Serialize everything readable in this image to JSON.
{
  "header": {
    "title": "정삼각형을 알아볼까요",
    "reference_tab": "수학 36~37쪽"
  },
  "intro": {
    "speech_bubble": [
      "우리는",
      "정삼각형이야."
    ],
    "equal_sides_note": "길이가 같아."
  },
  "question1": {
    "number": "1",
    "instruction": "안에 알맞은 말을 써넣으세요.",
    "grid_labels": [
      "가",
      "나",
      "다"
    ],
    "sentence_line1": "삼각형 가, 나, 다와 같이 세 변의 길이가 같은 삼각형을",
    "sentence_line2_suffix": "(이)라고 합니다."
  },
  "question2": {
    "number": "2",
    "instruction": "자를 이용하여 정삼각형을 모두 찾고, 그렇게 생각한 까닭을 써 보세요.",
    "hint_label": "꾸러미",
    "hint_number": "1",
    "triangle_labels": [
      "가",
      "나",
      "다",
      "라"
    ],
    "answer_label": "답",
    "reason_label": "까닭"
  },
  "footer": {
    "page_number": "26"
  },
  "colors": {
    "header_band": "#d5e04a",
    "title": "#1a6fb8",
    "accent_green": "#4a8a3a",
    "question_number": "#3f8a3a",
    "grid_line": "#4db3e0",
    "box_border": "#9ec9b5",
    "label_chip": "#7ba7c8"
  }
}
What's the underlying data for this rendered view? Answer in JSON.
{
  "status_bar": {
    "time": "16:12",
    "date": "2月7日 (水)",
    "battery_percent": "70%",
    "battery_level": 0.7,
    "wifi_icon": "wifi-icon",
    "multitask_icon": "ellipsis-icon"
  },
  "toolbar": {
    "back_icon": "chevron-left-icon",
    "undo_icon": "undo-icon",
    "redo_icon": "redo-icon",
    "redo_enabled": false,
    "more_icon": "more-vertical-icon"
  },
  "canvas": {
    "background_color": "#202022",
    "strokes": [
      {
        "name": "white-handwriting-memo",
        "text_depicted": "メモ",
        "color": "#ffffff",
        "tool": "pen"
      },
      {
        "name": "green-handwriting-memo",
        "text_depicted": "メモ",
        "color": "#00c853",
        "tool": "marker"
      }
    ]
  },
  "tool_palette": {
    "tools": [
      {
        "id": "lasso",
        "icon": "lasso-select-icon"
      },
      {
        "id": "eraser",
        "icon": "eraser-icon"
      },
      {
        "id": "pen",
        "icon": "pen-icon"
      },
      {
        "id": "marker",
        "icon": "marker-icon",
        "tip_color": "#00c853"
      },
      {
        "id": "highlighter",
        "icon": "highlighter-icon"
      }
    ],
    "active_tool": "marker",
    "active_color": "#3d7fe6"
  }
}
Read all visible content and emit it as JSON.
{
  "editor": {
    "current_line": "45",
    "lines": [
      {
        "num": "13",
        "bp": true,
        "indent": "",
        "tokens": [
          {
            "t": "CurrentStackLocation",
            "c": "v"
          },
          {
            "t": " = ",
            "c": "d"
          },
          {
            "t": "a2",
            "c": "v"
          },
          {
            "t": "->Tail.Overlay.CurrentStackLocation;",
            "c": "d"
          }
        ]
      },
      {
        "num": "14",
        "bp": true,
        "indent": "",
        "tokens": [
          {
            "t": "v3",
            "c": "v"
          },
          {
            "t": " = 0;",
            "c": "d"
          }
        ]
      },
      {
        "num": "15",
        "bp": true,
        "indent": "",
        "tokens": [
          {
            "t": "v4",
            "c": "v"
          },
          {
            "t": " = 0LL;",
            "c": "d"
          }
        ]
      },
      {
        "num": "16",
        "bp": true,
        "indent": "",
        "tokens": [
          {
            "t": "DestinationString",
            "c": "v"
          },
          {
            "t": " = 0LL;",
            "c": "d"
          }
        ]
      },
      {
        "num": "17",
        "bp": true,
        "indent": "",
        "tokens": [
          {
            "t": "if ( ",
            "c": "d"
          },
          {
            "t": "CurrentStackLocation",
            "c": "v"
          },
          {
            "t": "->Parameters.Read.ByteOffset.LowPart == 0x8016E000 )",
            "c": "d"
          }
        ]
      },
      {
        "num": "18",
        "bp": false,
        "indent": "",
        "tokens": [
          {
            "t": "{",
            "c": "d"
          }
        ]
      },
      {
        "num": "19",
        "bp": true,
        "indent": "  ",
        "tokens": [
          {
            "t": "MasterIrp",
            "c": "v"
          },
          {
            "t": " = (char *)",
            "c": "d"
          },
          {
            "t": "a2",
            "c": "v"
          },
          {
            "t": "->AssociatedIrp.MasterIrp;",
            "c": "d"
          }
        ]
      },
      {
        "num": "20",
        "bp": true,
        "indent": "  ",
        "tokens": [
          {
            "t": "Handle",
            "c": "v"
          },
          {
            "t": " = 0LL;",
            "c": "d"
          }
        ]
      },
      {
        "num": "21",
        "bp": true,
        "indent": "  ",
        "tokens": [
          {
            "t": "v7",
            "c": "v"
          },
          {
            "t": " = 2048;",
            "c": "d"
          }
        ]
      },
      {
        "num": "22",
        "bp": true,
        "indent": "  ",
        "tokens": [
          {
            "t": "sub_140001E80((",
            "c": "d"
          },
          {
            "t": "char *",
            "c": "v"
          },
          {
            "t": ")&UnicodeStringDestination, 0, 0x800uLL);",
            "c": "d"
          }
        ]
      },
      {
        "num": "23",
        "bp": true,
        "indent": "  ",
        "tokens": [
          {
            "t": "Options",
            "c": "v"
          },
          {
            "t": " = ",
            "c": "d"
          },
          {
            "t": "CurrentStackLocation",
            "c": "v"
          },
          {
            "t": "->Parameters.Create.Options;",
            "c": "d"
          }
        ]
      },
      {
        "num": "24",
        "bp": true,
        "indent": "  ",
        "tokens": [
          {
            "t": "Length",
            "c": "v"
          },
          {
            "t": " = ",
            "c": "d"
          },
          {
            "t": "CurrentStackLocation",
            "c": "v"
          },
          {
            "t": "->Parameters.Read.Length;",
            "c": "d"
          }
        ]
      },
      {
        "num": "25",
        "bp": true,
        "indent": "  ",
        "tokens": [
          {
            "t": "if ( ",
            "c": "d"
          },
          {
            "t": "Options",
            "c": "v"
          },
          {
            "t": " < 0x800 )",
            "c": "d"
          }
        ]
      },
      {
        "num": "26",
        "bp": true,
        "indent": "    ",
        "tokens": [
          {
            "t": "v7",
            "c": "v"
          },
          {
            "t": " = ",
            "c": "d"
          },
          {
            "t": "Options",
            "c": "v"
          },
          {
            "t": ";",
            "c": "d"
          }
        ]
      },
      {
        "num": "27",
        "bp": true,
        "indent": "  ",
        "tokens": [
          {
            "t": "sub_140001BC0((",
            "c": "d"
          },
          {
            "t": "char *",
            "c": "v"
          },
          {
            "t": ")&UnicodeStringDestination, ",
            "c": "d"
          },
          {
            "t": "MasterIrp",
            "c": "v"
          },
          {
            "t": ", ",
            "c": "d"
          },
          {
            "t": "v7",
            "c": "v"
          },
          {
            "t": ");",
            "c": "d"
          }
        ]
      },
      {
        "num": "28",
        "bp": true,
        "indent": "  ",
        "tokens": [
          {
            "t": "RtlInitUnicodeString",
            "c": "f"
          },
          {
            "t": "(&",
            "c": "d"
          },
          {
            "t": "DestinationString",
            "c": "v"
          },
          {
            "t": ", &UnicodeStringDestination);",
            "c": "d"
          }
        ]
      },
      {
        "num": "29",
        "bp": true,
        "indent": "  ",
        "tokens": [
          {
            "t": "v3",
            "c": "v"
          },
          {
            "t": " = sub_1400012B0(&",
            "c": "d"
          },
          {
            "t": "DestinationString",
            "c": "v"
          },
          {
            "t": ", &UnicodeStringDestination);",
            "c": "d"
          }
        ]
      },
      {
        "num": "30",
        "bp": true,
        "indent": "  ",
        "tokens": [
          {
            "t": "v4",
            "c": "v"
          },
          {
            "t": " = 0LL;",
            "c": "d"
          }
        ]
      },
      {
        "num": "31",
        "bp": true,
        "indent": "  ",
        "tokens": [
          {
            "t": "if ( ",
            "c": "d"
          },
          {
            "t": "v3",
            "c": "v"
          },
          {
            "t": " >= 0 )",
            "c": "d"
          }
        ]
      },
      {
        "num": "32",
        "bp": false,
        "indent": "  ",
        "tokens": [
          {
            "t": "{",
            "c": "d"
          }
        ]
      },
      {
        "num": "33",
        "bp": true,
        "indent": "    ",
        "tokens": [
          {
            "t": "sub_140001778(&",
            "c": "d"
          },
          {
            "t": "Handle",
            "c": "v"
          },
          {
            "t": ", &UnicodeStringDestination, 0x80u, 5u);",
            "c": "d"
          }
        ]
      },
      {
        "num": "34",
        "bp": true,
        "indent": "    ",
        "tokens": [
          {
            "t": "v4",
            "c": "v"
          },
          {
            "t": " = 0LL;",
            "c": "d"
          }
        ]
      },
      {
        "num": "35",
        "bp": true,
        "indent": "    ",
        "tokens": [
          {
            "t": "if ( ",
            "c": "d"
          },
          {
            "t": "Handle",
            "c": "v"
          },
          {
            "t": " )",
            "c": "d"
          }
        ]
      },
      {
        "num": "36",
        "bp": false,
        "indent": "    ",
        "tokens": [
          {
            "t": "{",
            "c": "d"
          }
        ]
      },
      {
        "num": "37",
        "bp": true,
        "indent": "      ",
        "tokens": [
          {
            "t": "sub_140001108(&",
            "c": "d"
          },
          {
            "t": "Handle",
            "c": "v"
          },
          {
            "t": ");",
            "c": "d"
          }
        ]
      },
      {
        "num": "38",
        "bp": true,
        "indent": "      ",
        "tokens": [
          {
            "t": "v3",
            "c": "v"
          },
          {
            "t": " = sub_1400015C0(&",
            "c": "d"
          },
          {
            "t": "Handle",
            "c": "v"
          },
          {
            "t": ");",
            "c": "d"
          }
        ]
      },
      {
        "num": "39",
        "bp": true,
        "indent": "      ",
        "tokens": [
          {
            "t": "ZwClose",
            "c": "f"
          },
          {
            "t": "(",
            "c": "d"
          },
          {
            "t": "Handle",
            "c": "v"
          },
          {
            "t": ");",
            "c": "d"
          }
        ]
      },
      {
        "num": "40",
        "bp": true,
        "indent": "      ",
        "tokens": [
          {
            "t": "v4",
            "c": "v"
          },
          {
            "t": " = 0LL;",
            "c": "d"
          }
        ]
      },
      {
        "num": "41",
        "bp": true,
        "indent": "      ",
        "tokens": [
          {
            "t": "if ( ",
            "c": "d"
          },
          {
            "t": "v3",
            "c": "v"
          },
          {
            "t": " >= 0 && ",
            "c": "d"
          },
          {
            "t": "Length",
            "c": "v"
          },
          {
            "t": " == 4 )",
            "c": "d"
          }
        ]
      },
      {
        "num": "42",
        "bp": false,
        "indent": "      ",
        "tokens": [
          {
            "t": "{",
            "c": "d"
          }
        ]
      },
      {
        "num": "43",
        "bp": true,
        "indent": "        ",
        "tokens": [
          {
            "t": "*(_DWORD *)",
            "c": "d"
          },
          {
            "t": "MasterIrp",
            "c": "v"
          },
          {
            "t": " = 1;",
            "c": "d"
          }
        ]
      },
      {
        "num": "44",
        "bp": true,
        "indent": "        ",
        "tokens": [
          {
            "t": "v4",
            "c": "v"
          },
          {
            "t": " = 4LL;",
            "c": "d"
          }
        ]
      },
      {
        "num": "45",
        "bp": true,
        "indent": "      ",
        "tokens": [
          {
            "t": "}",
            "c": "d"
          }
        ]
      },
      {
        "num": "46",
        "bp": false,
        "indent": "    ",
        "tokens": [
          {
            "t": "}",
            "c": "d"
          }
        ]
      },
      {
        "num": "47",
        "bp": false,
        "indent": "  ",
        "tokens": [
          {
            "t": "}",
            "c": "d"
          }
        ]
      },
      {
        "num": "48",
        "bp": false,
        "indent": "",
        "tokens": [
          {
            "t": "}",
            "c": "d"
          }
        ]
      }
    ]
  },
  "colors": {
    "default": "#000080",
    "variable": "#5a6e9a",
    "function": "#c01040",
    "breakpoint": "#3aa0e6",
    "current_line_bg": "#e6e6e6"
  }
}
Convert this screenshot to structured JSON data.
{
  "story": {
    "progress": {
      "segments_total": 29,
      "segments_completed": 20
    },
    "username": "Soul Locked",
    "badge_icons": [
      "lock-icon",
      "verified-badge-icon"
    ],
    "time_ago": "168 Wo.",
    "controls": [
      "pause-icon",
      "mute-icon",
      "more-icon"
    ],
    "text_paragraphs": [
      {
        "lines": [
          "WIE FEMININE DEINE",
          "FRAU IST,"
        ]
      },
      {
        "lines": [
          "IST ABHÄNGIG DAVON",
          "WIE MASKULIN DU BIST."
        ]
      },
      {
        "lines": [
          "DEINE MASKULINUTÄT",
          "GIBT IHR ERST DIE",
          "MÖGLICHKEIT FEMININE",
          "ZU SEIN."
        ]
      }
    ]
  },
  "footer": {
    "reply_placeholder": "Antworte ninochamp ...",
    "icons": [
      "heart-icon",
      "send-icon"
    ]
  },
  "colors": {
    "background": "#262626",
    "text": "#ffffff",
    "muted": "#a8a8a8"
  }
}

:: Task brief ::
Count how many lines of the material hold the string "정삼각형을". Give the number and nothing more.

:: Finished answer ::
2